_Instructions for the task_:
Reproduce the records below in their entirety, character for character.

_Data for this task_:
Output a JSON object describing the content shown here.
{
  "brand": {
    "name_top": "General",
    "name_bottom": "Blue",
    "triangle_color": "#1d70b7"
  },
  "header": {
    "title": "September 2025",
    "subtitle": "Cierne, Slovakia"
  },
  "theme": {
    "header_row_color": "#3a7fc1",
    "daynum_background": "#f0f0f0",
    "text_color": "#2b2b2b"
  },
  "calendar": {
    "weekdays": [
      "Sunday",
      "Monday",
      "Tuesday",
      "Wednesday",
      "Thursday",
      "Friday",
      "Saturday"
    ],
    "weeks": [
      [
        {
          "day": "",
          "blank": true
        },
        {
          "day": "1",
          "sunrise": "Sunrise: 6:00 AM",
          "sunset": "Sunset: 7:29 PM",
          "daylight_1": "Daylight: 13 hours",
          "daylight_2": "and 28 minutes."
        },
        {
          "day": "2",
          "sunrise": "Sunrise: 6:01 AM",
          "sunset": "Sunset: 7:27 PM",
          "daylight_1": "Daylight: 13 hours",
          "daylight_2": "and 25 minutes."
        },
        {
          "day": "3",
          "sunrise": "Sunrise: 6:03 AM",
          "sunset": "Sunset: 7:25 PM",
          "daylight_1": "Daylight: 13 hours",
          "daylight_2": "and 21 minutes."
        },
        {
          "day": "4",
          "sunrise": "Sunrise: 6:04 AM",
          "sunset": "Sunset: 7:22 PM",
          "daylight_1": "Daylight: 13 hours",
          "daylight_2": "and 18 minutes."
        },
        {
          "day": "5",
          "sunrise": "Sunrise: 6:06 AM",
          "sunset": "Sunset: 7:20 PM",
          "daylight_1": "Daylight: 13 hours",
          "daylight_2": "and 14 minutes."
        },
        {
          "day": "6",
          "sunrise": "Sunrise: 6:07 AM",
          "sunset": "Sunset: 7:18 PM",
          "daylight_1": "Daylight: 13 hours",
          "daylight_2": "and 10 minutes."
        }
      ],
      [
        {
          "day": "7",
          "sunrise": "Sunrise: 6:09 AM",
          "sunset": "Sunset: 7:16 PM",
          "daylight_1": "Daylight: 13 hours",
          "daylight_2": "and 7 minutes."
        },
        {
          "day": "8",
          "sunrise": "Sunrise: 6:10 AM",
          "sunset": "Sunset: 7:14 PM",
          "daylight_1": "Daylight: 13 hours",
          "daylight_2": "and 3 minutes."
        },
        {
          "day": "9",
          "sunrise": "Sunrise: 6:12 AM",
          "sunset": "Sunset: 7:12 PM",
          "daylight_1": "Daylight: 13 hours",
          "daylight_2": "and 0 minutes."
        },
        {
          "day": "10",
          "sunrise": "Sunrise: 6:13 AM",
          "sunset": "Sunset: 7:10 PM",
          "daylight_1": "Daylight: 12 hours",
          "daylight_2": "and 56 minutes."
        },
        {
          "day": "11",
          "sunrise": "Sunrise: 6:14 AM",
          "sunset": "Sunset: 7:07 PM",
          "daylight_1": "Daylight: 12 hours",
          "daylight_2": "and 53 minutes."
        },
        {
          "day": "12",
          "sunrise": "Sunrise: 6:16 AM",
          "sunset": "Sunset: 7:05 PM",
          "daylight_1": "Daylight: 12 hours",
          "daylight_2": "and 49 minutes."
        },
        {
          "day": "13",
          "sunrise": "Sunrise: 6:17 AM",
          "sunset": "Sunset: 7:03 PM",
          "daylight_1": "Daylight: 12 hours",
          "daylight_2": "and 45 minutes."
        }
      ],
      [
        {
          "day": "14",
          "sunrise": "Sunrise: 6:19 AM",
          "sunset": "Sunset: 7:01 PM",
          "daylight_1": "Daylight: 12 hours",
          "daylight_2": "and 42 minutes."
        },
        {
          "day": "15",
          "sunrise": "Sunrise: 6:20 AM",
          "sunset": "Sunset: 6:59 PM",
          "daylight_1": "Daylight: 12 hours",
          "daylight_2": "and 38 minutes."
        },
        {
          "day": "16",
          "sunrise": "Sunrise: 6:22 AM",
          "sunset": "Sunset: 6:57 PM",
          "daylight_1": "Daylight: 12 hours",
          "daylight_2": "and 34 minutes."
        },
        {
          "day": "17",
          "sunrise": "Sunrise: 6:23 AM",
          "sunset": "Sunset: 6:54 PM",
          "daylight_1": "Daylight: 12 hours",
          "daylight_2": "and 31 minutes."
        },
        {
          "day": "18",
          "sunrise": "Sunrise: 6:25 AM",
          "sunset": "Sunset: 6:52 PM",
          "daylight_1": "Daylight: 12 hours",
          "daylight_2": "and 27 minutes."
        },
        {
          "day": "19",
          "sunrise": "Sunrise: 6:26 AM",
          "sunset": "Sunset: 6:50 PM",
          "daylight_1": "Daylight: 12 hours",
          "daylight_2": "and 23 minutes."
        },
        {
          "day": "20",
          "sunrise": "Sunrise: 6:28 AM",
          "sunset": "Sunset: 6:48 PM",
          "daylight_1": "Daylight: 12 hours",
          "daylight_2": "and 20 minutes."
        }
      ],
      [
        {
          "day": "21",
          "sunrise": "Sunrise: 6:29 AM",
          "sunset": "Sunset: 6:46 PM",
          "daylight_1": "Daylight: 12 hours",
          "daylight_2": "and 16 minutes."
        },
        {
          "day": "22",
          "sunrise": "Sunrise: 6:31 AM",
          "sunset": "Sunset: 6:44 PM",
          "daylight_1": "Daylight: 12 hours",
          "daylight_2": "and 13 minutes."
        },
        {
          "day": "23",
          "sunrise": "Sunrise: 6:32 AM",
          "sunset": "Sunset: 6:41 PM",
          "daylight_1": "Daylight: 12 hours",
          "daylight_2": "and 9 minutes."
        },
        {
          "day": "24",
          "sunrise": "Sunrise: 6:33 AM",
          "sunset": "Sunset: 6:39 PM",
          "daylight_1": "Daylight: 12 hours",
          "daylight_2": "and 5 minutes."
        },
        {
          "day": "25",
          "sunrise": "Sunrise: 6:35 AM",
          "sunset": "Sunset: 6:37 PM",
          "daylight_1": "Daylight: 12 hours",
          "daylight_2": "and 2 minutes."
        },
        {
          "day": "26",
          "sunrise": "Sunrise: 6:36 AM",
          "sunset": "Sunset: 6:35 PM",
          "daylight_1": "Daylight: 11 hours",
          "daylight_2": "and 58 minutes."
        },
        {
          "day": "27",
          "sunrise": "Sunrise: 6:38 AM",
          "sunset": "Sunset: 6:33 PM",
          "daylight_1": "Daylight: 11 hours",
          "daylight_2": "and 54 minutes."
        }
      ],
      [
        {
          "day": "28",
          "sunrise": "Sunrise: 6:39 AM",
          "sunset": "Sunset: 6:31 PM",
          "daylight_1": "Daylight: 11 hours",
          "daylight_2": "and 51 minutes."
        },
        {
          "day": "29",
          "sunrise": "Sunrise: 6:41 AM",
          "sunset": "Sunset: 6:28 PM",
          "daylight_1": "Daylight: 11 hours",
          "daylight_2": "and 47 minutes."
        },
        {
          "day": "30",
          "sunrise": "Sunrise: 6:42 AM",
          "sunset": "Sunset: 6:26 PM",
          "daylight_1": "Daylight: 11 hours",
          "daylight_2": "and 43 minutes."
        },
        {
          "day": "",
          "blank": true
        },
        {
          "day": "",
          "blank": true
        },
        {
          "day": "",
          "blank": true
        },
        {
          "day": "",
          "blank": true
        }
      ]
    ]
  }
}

_Solution to this problem_:
Output a JSON object describing the content shown here.
{
  "brand": {
    "name_top": "General",
    "name_bottom": "Blue",
    "triangle_color": "#1d70b7"
  },
  "header": {
    "title": "September 2025",
    "subtitle": "Cierne, Slovakia"
  },
  "theme": {
    "header_row_color": "#3a7fc1",
    "daynum_background": "#f0f0f0",
    "text_color": "#2b2b2b"
  },
  "calendar": {
    "weekdays": [
      "Sunday",
      "Monday",
      "Tuesday",
      "Wednesday",
      "Thursday",
      "Friday",
      "Saturday"
    ],
    "weeks": [
      [
        {
          "day": "",
          "blank": true
        },
        {
          "day": "1",
          "sunrise": "Sunrise: 6:00 AM",
          "sunset": "Sunset: 7:29 PM",
          "daylight_1": "Daylight: 13 hours",
          "daylight_2": "and 28 minutes."
        },
        {
          "day": "2",
          "sunrise": "Sunrise: 6:01 AM",
          "sunset": "Sunset: 7:27 PM",
          "daylight_1": "Daylight: 13 hours",
          "daylight_2": "and 25 minutes."
        },
        {
          "day": "3",
          "sunrise": "Sunrise: 6:03 AM",
          "sunset": "Sunset: 7:25 PM",
          "daylight_1": "Daylight: 13 hours",
          "daylight_2": "and 21 minutes."
        },
        {
          "day": "4",
          "sunrise": "Sunrise: 6:04 AM",
          "sunset": "Sunset: 7:22 PM",
          "daylight_1": "Daylight: 13 hours",
          "daylight_2": "and 18 minutes."
        },
        {
          "day": "5",
          "sunrise": "Sunrise: 6:06 AM",
          "sunset": "Sunset: 7:20 PM",
          "daylight_1": "Daylight: 13 hours",
          "daylight_2": "and 14 minutes."
        },
        {
          "day": "6",
          "sunrise": "Sunrise: 6:07 AM",
          "sunset": "Sunset: 7:18 PM",
          "daylight_1": "Daylight: 13 hours",
          "daylight_2": "and 10 minutes."
        }
      ],
      [
        {
          "day": "7",
          "sunrise": "Sunrise: 6:09 AM",
          "sunset": "Sunset: 7:16 PM",
          "daylight_1": "Daylight: 13 hours",
          "daylight_2": "and 7 minutes."
        },
        {
          "day": "8",
          "sunrise": "Sunrise: 6:10 AM",
          "sunset": "Sunset: 7:14 PM",
          "daylight_1": "Daylight: 13 hours",
          "daylight_2": "and 3 minutes."
        },
        {
          "day": "9",
          "sunrise": "Sunrise: 6:12 AM",
          "sunset": "Sunset: 7:12 PM",
          "daylight_1": "Daylight: 13 hours",
          "daylight_2": "and 0 minutes."
        },
        {
          "day": "10",
          "sunrise": "Sunrise: 6:13 AM",
          "sunset": "Sunset: 7:10 PM",
          "daylight_1": "Daylight: 12 hours",
          "daylight_2": "and 56 minutes."
        },
        {
          "day": "11",
          "sunrise": "Sunrise: 6:14 AM",
          "sunset": "Sunset: 7:07 PM",
          "daylight_1": "Daylight: 12 hours",
          "daylight_2": "and 53 minutes."
        },
        {
          "day": "12",
          "sunrise": "Sunrise: 6:16 AM",
          "sunset": "Sunset: 7:05 PM",
          "daylight_1": "Daylight: 12 hours",
          "daylight_2": "and 49 minutes."
        },
        {
          "day": "13",
          "sunrise": "Sunrise: 6:17 AM",
          "sunset": "Sunset: 7:03 PM",
          "daylight_1": "Daylight: 12 hours",
          "daylight_2": "and 45 minutes."
        }
      ],
      [
        {
          "day": "14",
          "sunrise": "Sunrise: 6:19 AM",
          "sunset": "Sunset: 7:01 PM",
          "daylight_1": "Daylight: 12 hours",
          "daylight_2": "and 42 minutes."
        },
        {
          "day": "15",
          "sunrise": "Sunrise: 6:20 AM",
          "sunset": "Sunset: 6:59 PM",
          "daylight_1": "Daylight: 12 hours",
          "daylight_2": "and 38 minutes."
        },
        {
          "day": "16",
          "sunrise": "Sunrise: 6:22 AM",
          "sunset": "Sunset: 6:57 PM",
          "daylight_1": "Daylight: 12 hours",
          "daylight_2": "and 34 minutes."
        },
        {
          "day": "17",
          "sunrise": "Sunrise: 6:23 AM",
          "sunset": "Sunset: 6:54 PM",
          "daylight_1": "Daylight: 12 hours",
          "daylight_2": "and 31 minutes."
        },
        {
          "day": "18",
          "sunrise": "Sunrise: 6:25 AM",
          "sunset": "Sunset: 6:52 PM",
          "daylight_1": "Daylight: 12 hours",
          "daylight_2": "and 27 minutes."
        },
        {
          "day": "19",
          "sunrise": "Sunrise: 6:26 AM",
          "sunset": "Sunset: 6:50 PM",
          "daylight_1": "Daylight: 12 hours",
          "daylight_2": "and 23 minutes."
        },
        {
          "day": "20",
          "sunrise": "Sunrise: 6:28 AM",
          "sunset": "Sunset: 6:48 PM",
          "daylight_1": "Daylight: 12 hours",
          "daylight_2": "and 20 minutes."
        }
      ],
      [
        {
          "day": "21",
          "sunrise": "Sunrise: 6:29 AM",
          "sunset": "Sunset: 6:46 PM",
          "daylight_1": "Daylight: 12 hours",
          "daylight_2": "and 16 minutes."
        },
        {
          "day": "22",
          "sunrise": "Sunrise: 6:31 AM",
          "sunset": "Sunset: 6:44 PM",
          "daylight_1": "Daylight: 12 hours",
          "daylight_2": "and 13 minutes."
        },
        {
          "day": "23",
          "sunrise": "Sunrise: 6:32 AM",
          "sunset": "Sunset: 6:41 PM",
          "daylight_1": "Daylight: 12 hours",
          "daylight_2": "and 9 minutes."
        },
        {
          "day": "24",
          "sunrise": "Sunrise: 6:33 AM",
          "sunset": "Sunset: 6:39 PM",
          "daylight_1": "Daylight: 12 hours",
          "daylight_2": "and 5 minutes."
        },
        {
          "day": "25",
          "sunrise": "Sunrise: 6:35 AM",
          "sunset": "Sunset: 6:37 PM",
          "daylight_1": "Daylight: 12 hours",
          "daylight_2": "and 2 minutes."
        },
        {
          "day": "26",
          "sunrise": "Sunrise: 6:36 AM",
          "sunset": "Sunset: 6:35 PM",
          "daylight_1": "Daylight: 11 hours",
          "daylight_2": "and 58 minutes."
        },
        {
          "day": "27",
          "sunrise": "Sunrise: 6:38 AM",
          "sunset": "Sunset: 6:33 PM",
          "daylight_1": "Daylight: 11 hours",
          "daylight_2": "and 54 minutes."
        }
      ],
      [
        {
          "day": "28",
          "sunrise": "Sunrise: 6:39 AM",
          "sunset": "Sunset: 6:31 PM",
          "daylight_1": "Daylight: 11 hours",
          "daylight_2": "and 51 minutes."
        },
        {
          "day": "29",
          "sunrise": "Sunrise: 6:41 AM",
          "sunset": "Sunset: 6:28 PM",
          "daylight_1": "Daylight: 11 hours",
          "daylight_2": "and 47 minutes."
        },
        {
          "day": "30",
          "sunrise": "Sunrise: 6:42 AM",
          "sunset": "Sunset: 6:26 PM",
          "daylight_1": "Daylight: 11 hours",
          "daylight_2": "and 43 minutes."
        },
        {
          "day": "",
          "blank": true
        },
        {
          "day": "",
          "blank": true
        },
        {
          "day": "",
          "blank": true
        },
        {
          "day": "",
          "blank": true
        }
      ]
    ]
  }
}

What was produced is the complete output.